TASK REQUIREMENTS =>
Every record below should be transcribed exactly. Omit the images.

SUPPLIED DATA =>
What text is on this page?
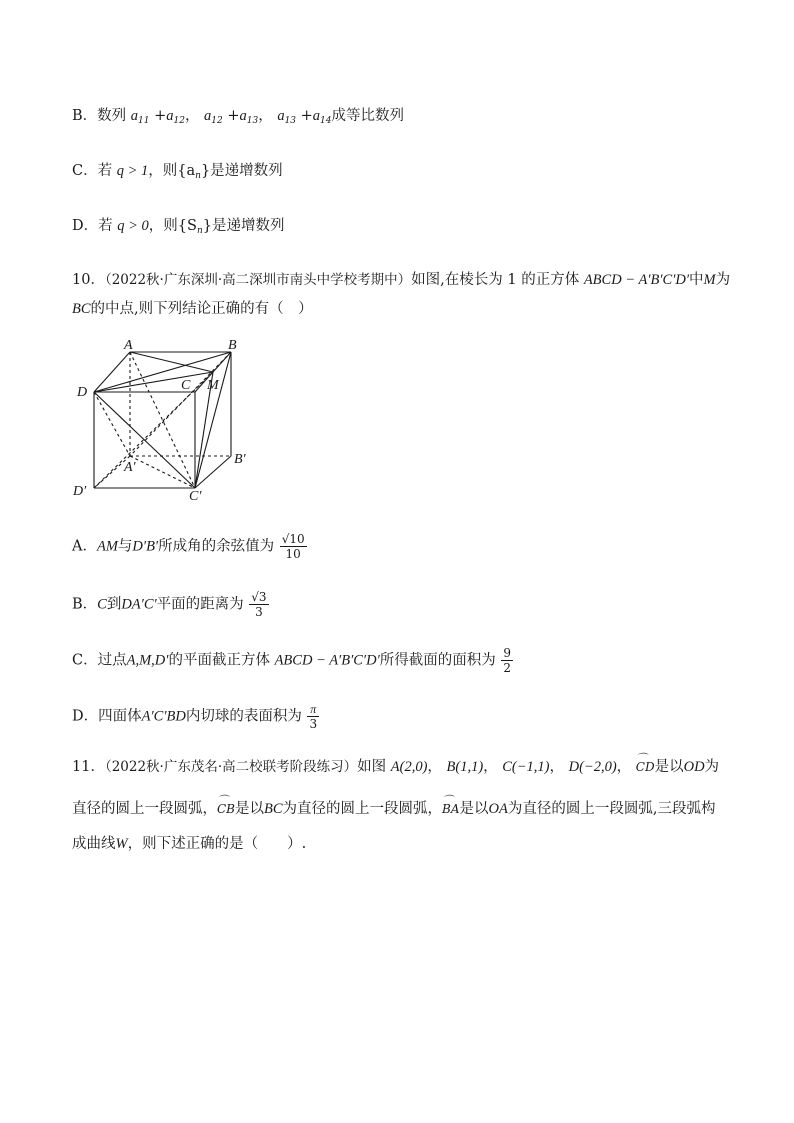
B．数列 $a_{11} +a_{12}$， $a_{12} +a_{13}$， $a_{13} +a_{14}$成等比数列
C．若 q > 1，则$\{a_n\}$是递增数列
D．若 q > 0，则$\{S_n\}$是递增数列
10．（2022秋·广东深圳·高二深圳市南头中学校考期中）如图,在棱长为 1 的正方体 ABCD − A′B′C′D′中M为
BC的中点,则下列结论正确的有（　）
A	B
C M
D
A′
B′
C′
D′
A．AM与D′B′所成角的余弦值为 $\frac{√10}{10}$
B．C到DA′C′平面的距离为 $\frac{√3}{3}$
C．过点A,M,D′的平面截正方体 ABCD − A′B′C′D′所得截面的面积为 $\frac{9}{2}$
D．四面体A′C′BD内切球的表面积为 $\frac{\pi}{3}$
11．（2022秋·广东茂名·高二校联考阶段练习）如图 A(2,0)， B(1,1)， C(−1,1)， D(−2,0)， ⌒ CD是以OD为
直径的圆上一段圆弧，⌒ CB是以BC为直径的圆上一段圆弧，⌒ BA是以OA为直径的圆上一段圆弧,三段弧构
成曲线W，则下述正确的是（　　）.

FINISHED TASK =>
What text is on this page?
B．数列 $a_{11} +a_{12}$， $a_{12} +a_{13}$， $a_{13} +a_{14}$成等比数列
C．若 q > 1，则$\{a_n\}$是递增数列
D．若 q > 0，则$\{S_n\}$是递增数列
10．（2022秋·广东深圳·高二深圳市南头中学校考期中）如图,在棱长为 1 的正方体 ABCD − A′B′C′D′中M为
BC的中点,则下列结论正确的有（　）
A	B
C M
D
A′
B′
C′
D′
A．AM与D′B′所成角的余弦值为 $\frac{√10}{10}$
B．C到DA′C′平面的距离为 $\frac{√3}{3}$
C．过点A,M,D′的平面截正方体 ABCD − A′B′C′D′所得截面的面积为 $\frac{9}{2}$
D．四面体A′C′BD内切球的表面积为 $\frac{\pi}{3}$
11．（2022秋·广东茂名·高二校联考阶段练习）如图 A(2,0)， B(1,1)， C(−1,1)， D(−2,0)， ⌒ CD是以OD为
直径的圆上一段圆弧，⌒ CB是以BC为直径的圆上一段圆弧，⌒ BA是以OA为直径的圆上一段圆弧,三段弧构
成曲线W，则下述正确的是（　　）.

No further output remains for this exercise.